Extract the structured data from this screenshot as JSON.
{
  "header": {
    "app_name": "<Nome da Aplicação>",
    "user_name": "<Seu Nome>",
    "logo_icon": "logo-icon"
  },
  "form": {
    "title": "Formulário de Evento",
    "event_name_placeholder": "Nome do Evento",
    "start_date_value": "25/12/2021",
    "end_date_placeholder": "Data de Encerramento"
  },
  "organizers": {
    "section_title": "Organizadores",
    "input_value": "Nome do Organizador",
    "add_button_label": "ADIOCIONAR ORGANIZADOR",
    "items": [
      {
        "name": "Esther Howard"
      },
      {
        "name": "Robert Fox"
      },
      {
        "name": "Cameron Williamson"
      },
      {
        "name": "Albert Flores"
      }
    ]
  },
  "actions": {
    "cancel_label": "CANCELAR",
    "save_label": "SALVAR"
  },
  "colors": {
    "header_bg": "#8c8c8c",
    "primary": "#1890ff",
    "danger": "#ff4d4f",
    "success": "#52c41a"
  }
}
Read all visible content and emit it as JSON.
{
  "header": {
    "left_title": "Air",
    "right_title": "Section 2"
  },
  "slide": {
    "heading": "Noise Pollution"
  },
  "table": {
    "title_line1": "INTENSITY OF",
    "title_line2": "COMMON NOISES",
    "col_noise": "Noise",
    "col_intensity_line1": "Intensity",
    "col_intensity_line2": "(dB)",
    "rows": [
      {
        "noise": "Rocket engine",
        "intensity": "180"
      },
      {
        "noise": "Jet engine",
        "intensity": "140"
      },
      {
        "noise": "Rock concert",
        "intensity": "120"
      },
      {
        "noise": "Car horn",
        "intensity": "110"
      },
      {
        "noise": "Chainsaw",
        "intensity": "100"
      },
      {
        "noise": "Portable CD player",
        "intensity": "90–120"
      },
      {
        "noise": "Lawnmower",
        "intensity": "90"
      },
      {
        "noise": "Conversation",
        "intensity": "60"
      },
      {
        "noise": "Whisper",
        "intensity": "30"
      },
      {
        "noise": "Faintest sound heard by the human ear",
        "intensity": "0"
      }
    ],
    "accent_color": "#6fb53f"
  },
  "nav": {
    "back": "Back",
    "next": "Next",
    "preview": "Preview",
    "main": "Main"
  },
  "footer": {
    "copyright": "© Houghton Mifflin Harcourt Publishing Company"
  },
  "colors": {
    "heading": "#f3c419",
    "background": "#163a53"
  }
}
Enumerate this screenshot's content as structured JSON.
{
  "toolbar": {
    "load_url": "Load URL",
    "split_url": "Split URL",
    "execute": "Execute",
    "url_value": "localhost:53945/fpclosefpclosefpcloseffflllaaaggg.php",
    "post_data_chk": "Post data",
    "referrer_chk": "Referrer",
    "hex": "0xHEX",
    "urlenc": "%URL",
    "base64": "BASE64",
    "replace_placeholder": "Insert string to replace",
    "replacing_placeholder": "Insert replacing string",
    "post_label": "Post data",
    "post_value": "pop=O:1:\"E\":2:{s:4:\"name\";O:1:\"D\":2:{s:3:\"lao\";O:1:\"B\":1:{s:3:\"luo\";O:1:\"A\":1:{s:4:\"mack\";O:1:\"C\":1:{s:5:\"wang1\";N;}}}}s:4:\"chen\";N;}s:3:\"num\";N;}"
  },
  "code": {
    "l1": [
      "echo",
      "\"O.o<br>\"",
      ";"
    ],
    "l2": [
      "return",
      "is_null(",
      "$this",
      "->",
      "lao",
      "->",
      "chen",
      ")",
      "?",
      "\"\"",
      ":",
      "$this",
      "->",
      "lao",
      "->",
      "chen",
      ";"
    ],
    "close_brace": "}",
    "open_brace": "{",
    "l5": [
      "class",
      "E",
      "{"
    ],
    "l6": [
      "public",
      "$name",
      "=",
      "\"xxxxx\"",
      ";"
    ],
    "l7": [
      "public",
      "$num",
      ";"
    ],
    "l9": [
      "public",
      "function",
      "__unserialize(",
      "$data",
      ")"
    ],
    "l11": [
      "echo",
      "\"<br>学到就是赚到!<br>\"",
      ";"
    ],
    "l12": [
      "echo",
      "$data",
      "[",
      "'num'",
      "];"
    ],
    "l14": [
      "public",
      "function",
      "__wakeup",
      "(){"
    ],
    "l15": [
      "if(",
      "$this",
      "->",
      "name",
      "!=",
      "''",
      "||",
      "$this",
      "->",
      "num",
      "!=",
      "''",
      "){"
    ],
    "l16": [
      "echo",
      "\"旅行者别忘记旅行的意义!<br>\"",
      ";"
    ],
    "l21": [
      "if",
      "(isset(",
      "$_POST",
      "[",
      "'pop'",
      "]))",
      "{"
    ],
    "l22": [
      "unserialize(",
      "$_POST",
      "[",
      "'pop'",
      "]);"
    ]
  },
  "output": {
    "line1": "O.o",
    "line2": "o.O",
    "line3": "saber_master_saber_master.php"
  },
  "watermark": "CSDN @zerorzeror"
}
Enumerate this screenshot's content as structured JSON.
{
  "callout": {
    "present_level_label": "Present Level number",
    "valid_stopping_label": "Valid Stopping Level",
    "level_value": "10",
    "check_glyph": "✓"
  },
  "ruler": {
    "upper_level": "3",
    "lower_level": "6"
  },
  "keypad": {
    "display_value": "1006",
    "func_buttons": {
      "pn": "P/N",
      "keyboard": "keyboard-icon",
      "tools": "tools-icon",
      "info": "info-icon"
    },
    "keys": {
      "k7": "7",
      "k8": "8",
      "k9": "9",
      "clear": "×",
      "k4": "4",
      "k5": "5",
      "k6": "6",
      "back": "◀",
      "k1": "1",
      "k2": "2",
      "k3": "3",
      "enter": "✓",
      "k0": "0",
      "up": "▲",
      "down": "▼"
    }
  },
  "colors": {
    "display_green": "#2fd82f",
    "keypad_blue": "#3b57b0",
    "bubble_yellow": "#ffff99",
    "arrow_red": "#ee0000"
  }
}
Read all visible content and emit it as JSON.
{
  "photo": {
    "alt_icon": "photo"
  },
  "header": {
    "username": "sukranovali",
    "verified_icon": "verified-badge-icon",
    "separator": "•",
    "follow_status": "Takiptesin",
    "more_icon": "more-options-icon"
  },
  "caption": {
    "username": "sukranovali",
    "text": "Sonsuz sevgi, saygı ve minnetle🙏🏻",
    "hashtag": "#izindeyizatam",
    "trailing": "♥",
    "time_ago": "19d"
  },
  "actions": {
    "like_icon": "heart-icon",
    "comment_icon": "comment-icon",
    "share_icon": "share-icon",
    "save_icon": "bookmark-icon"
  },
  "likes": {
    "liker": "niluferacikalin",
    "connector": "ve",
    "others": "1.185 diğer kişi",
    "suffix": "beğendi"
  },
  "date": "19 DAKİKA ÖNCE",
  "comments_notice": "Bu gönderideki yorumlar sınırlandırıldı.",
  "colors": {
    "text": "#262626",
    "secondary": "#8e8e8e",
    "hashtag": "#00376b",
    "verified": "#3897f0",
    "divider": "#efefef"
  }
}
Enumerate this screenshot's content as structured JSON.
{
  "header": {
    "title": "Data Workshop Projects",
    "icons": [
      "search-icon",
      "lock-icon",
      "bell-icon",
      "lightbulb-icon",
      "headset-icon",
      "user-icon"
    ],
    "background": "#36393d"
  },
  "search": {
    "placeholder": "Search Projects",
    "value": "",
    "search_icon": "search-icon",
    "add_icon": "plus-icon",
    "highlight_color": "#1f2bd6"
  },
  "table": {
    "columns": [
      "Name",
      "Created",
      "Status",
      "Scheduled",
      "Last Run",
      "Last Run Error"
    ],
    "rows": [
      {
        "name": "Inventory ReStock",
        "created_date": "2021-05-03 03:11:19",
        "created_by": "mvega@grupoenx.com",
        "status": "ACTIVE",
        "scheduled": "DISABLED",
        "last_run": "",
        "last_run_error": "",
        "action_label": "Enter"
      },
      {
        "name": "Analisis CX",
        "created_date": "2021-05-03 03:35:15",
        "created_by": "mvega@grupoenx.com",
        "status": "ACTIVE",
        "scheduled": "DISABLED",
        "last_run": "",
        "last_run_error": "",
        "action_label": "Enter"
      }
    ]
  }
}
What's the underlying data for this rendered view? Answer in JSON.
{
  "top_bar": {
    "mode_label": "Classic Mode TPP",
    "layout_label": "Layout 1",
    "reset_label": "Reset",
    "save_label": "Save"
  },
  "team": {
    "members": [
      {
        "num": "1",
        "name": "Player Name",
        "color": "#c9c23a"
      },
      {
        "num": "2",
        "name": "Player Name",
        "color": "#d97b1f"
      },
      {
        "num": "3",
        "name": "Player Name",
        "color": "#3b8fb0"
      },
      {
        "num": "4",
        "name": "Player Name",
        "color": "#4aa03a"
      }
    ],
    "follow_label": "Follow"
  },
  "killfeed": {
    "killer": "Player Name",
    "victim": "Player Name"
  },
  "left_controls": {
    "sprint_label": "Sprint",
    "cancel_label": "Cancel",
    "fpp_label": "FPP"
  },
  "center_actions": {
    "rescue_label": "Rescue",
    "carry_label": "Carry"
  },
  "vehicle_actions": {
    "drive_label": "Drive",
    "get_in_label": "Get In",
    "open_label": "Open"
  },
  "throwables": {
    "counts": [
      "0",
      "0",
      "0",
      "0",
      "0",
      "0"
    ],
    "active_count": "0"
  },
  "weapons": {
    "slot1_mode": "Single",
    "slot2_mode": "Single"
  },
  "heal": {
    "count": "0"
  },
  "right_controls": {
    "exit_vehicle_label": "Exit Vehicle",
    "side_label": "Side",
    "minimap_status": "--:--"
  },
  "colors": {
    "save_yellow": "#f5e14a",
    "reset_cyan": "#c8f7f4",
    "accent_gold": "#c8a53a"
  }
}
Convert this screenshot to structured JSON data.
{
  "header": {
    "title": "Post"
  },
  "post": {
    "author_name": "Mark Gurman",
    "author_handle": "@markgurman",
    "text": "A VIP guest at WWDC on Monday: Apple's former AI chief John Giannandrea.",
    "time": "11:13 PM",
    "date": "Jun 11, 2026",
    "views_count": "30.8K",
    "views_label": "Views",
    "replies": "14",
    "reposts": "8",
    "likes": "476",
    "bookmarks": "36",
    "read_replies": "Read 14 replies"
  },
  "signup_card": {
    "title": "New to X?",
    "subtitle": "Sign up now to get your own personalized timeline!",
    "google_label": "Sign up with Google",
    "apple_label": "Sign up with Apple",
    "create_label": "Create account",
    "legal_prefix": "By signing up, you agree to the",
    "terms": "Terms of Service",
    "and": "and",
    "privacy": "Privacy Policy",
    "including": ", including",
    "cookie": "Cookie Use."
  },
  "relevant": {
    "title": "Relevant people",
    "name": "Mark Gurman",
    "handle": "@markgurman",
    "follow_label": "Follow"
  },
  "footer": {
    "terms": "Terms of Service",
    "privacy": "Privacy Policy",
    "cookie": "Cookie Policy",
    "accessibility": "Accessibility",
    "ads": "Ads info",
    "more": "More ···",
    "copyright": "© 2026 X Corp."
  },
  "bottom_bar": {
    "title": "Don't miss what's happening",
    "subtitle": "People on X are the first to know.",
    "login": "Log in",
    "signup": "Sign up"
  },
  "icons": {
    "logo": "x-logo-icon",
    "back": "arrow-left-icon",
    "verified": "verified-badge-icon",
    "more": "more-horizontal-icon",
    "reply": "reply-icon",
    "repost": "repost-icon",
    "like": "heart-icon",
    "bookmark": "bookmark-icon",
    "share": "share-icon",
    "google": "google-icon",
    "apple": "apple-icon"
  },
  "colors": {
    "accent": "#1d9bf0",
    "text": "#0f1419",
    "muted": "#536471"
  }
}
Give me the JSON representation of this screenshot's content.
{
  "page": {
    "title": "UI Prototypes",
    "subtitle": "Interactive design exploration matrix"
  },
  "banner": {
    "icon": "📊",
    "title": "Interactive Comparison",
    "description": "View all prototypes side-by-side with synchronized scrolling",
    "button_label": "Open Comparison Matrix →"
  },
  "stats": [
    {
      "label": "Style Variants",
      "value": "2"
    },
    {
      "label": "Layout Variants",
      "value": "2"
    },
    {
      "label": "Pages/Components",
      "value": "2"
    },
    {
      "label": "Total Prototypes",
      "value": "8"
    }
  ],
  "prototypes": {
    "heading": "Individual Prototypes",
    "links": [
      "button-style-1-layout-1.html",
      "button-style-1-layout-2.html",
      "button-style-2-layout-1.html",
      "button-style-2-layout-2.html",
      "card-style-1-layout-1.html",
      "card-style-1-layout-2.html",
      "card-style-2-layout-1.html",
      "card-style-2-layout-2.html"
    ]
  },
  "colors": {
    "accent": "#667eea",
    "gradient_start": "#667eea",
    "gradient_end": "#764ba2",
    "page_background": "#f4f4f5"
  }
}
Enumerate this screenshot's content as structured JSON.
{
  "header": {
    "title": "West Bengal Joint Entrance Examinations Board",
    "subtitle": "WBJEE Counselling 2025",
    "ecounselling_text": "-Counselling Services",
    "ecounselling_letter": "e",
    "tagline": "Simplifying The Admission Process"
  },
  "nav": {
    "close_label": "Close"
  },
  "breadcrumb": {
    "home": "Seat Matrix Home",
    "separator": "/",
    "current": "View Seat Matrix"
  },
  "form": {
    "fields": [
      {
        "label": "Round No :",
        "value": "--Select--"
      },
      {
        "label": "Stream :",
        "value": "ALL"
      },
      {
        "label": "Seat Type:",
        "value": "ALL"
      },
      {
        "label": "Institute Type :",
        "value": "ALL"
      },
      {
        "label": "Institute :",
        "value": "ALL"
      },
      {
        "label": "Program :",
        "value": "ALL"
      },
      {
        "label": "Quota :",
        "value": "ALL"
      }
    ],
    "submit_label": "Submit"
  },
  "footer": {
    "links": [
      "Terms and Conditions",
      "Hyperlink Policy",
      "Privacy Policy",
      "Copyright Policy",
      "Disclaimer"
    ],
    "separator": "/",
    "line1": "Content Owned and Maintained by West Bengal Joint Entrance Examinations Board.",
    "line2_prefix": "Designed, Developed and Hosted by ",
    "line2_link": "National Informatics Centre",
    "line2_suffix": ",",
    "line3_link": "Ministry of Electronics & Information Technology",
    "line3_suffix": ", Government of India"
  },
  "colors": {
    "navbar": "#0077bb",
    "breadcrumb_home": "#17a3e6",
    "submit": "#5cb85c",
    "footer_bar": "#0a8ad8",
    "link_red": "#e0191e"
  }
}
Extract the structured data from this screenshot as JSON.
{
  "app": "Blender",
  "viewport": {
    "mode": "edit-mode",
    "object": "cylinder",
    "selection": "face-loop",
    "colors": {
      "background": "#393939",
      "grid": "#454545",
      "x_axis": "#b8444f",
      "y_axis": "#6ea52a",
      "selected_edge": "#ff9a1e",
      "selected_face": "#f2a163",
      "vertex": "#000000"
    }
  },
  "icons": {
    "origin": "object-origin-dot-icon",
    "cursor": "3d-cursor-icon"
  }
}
----
*What needs to be done*
Copy every single line of the material above that holds "cookie".

*Result*
    "cookie": "Cookie Use."
    "cookie": "Cookie Policy",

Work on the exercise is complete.